--- BEGIN DATASET EXTRACT ---
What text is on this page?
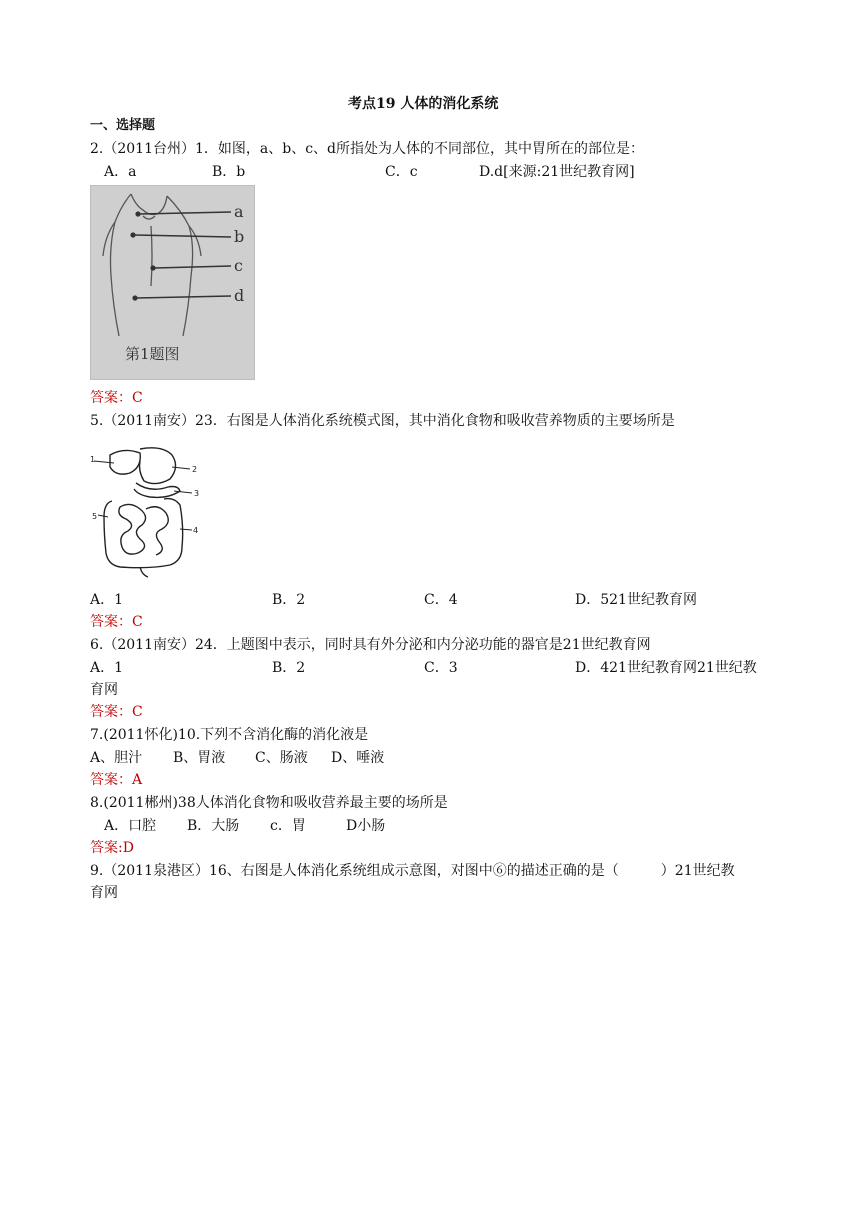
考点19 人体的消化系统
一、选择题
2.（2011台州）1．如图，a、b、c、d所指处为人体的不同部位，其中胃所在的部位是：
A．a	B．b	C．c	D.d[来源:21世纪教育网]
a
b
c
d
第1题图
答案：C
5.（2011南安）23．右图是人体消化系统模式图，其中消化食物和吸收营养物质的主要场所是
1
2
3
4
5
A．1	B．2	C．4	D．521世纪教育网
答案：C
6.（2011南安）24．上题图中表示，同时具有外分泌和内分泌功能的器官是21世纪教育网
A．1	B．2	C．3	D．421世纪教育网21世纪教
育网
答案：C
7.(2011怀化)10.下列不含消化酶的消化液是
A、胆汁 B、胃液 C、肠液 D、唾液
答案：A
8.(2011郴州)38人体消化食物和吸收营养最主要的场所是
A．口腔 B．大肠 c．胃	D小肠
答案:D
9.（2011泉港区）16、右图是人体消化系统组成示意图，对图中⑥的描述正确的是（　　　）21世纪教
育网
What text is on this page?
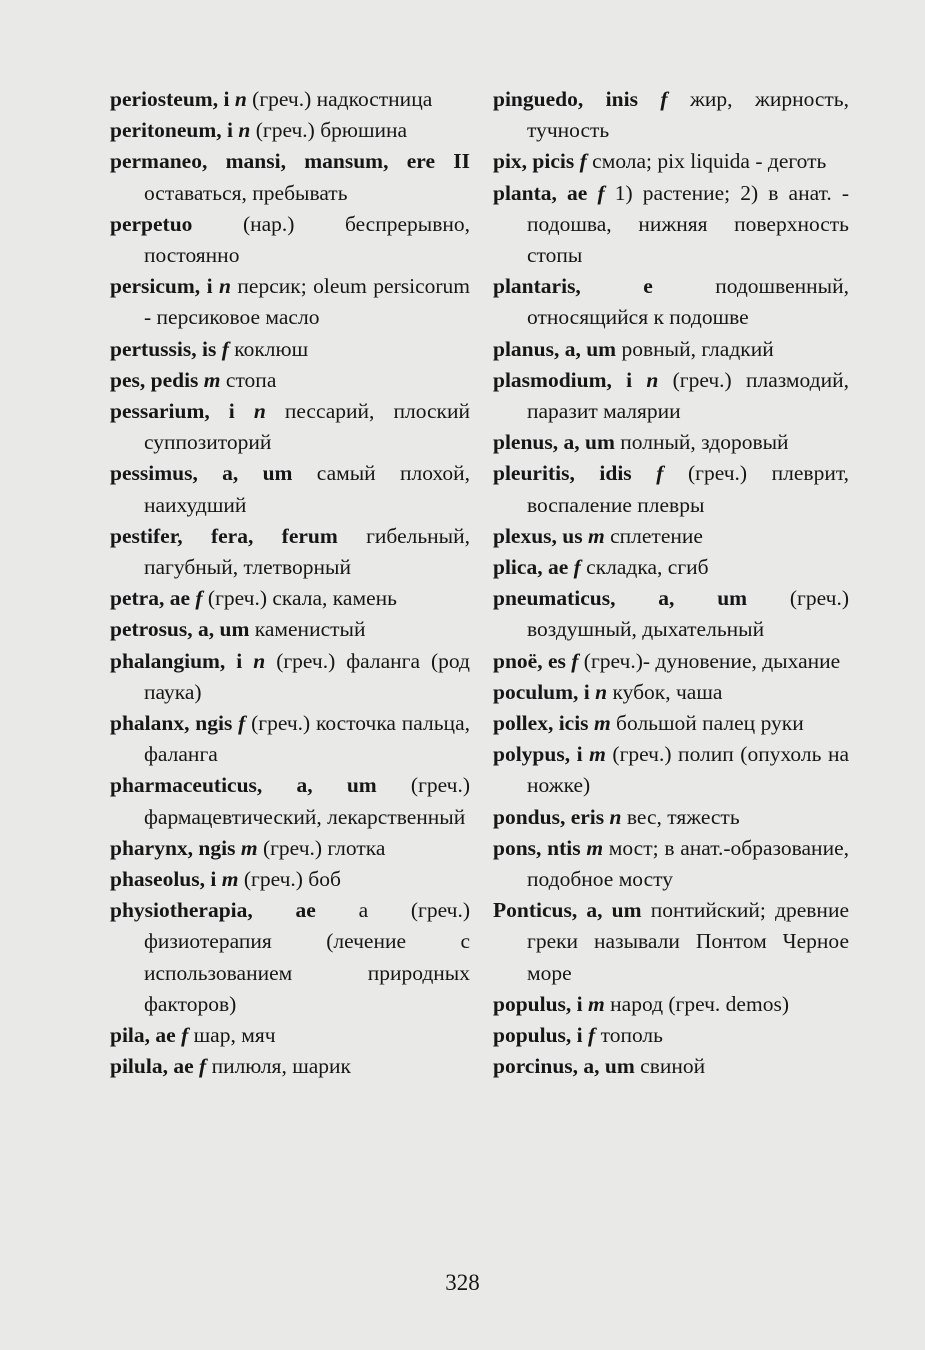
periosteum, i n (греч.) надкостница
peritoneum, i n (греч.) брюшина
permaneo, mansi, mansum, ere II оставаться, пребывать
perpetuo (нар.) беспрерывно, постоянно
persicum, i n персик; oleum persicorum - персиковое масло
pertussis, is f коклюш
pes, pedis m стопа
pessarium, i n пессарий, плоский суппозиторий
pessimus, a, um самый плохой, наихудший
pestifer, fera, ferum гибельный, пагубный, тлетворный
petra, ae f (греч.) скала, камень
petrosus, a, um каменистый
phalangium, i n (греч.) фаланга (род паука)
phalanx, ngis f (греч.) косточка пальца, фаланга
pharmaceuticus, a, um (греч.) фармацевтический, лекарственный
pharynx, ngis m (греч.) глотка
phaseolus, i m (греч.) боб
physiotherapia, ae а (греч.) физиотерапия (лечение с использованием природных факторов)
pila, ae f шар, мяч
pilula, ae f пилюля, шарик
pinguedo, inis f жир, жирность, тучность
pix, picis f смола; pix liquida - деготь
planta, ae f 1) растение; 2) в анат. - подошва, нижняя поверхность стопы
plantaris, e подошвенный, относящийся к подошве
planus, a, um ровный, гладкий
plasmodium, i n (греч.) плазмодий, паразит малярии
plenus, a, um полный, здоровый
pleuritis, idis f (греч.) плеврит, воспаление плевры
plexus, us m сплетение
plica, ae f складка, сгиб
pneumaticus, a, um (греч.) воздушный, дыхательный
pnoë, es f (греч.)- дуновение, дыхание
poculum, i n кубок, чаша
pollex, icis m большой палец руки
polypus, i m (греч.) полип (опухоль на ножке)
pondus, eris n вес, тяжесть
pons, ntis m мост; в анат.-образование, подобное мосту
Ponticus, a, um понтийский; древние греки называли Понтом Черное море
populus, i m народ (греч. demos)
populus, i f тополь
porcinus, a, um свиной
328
--- END DATASET EXTRACT ---
▶ YOUR GOAL
Exclude the pictures and repeat every other part of the records word for word.

▶ COMPLETED EXERCISE
What text is on this page?
考点19 人体的消化系统
一、选择题
2.（2011台州）1．如图，a、b、c、d所指处为人体的不同部位，其中胃所在的部位是：
A．a	B．b	C．c	D.d[来源:21世纪教育网]
a
b
c
d
第1题图
答案：C
5.（2011南安）23．右图是人体消化系统模式图，其中消化食物和吸收营养物质的主要场所是
1
2
3
4
5
A．1	B．2	C．4	D．521世纪教育网
答案：C
6.（2011南安）24．上题图中表示，同时具有外分泌和内分泌功能的器官是21世纪教育网
A．1	B．2	C．3	D．421世纪教育网21世纪教
育网
答案：C
7.(2011怀化)10.下列不含消化酶的消化液是
A、胆汁 B、胃液 C、肠液 D、唾液
答案：A
8.(2011郴州)38人体消化食物和吸收营养最主要的场所是
A．口腔 B．大肠 c．胃	D小肠
答案:D
9.（2011泉港区）16、右图是人体消化系统组成示意图，对图中⑥的描述正确的是（　　　）21世纪教
育网
What text is on this page?
periosteum, i n (греч.) надкостница
peritoneum, i n (греч.) брюшина
permaneo, mansi, mansum, ere II оставаться, пребывать
perpetuo (нар.) беспрерывно, постоянно
persicum, i n персик; oleum persicorum - персиковое масло
pertussis, is f коклюш
pes, pedis m стопа
pessarium, i n пессарий, плоский суппозиторий
pessimus, a, um самый плохой, наихудший
pestifer, fera, ferum гибельный, пагубный, тлетворный
petra, ae f (греч.) скала, камень
petrosus, a, um каменистый
phalangium, i n (греч.) фаланга (род паука)
phalanx, ngis f (греч.) косточка пальца, фаланга
pharmaceuticus, a, um (греч.) фармацевтический, лекарственный
pharynx, ngis m (греч.) глотка
phaseolus, i m (греч.) боб
physiotherapia, ae а (греч.) физиотерапия (лечение с использованием природных факторов)
pila, ae f шар, мяч
pilula, ae f пилюля, шарик
pinguedo, inis f жир, жирность, тучность
pix, picis f смола; pix liquida - деготь
planta, ae f 1) растение; 2) в анат. - подошва, нижняя поверхность стопы
plantaris, e подошвенный, относящийся к подошве
planus, a, um ровный, гладкий
plasmodium, i n (греч.) плазмодий, паразит малярии
plenus, a, um полный, здоровый
pleuritis, idis f (греч.) плеврит, воспаление плевры
plexus, us m сплетение
plica, ae f складка, сгиб
pneumaticus, a, um (греч.) воздушный, дыхательный
pnoë, es f (греч.)- дуновение, дыхание
poculum, i n кубок, чаша
pollex, icis m большой палец руки
polypus, i m (греч.) полип (опухоль на ножке)
pondus, eris n вес, тяжесть
pons, ntis m мост; в анат.-образование, подобное мосту
Ponticus, a, um понтийский; древние греки называли Понтом Черное море
populus, i m народ (греч. demos)
populus, i f тополь
porcinus, a, um свиной
328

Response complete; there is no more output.